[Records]
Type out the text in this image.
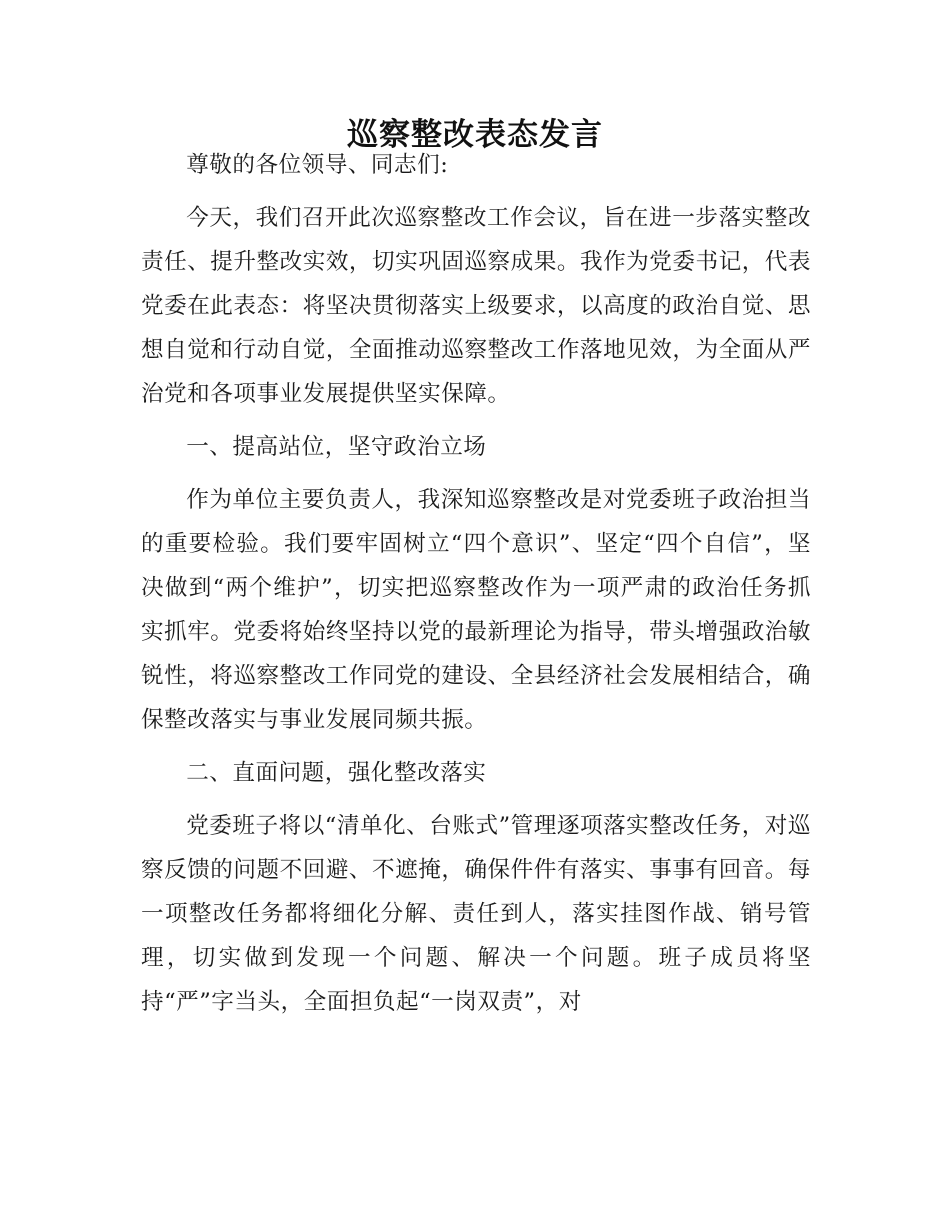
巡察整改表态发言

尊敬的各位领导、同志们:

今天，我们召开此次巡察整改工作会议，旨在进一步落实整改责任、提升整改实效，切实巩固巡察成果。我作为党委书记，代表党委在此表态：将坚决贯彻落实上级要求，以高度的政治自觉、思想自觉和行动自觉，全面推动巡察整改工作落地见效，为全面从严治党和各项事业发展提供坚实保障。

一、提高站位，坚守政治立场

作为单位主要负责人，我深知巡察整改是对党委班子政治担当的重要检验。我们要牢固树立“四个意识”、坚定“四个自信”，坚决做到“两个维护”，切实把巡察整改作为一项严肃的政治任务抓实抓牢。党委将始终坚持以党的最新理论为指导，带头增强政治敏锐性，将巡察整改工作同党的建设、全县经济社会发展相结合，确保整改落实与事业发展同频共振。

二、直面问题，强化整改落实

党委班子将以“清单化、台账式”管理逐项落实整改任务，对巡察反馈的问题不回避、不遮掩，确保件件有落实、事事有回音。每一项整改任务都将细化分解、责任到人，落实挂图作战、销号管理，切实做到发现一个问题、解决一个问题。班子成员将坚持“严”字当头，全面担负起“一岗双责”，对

==

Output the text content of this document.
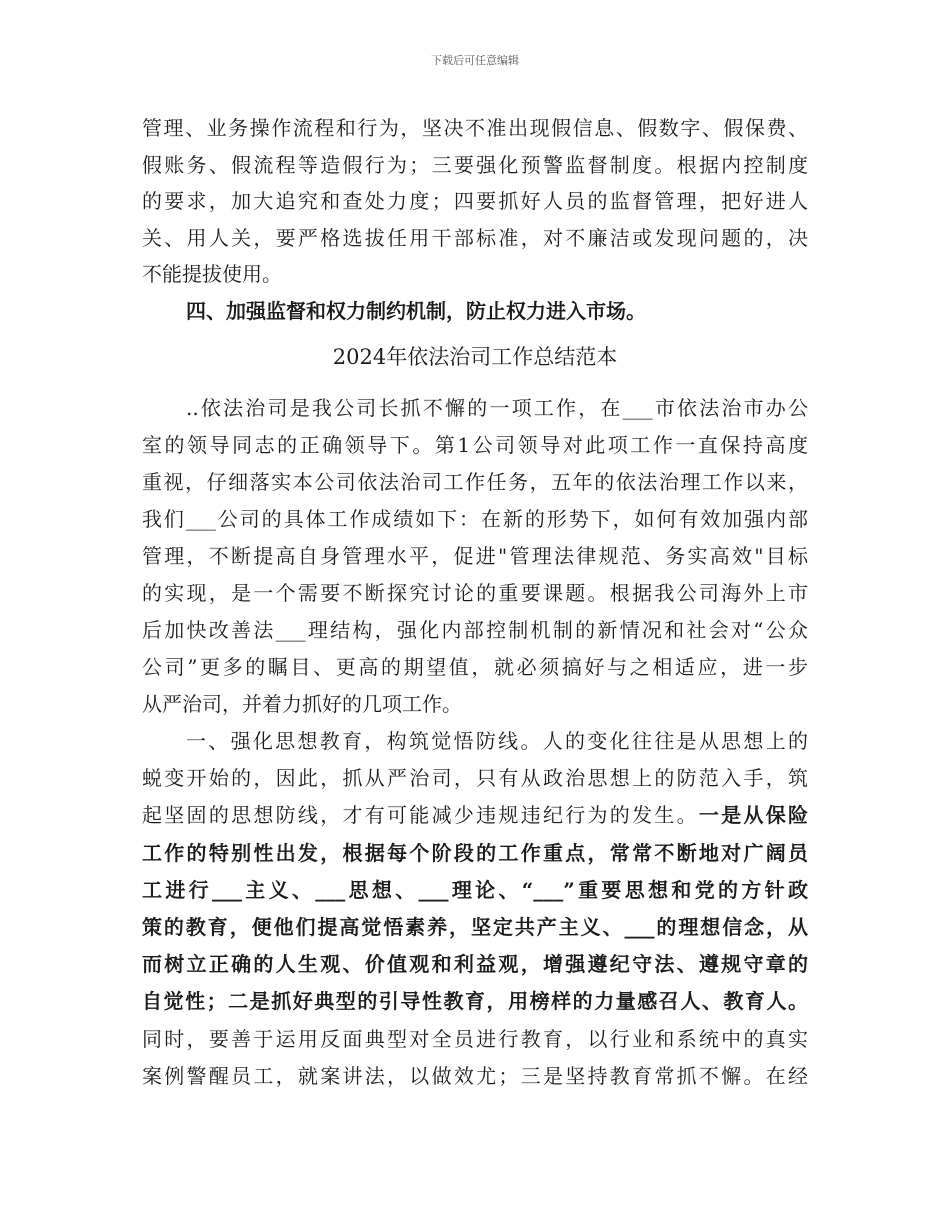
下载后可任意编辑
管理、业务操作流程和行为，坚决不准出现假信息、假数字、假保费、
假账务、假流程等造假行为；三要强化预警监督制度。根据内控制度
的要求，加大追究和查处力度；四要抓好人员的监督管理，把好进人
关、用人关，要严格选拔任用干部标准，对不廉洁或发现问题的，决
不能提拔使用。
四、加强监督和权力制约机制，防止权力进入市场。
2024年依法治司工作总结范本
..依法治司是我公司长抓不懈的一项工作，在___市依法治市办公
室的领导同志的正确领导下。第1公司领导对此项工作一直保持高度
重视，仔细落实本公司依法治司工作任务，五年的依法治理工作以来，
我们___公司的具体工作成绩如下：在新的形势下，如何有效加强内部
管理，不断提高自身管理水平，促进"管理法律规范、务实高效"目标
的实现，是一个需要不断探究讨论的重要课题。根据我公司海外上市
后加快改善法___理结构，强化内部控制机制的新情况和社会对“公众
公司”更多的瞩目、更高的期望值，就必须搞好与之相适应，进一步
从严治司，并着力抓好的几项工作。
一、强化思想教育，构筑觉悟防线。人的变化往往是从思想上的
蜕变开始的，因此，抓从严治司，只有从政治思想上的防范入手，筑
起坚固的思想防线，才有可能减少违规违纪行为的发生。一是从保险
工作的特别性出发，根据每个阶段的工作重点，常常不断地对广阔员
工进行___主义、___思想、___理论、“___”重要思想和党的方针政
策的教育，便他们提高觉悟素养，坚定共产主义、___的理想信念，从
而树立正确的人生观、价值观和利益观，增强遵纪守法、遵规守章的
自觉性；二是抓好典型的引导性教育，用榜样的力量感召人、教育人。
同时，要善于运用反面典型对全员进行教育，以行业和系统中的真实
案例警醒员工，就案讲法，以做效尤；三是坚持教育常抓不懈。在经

#### Directions:
Select all lines in the listing that include the word "this".

#### Response below:
Type out the text in this image.
Output the text content of this document.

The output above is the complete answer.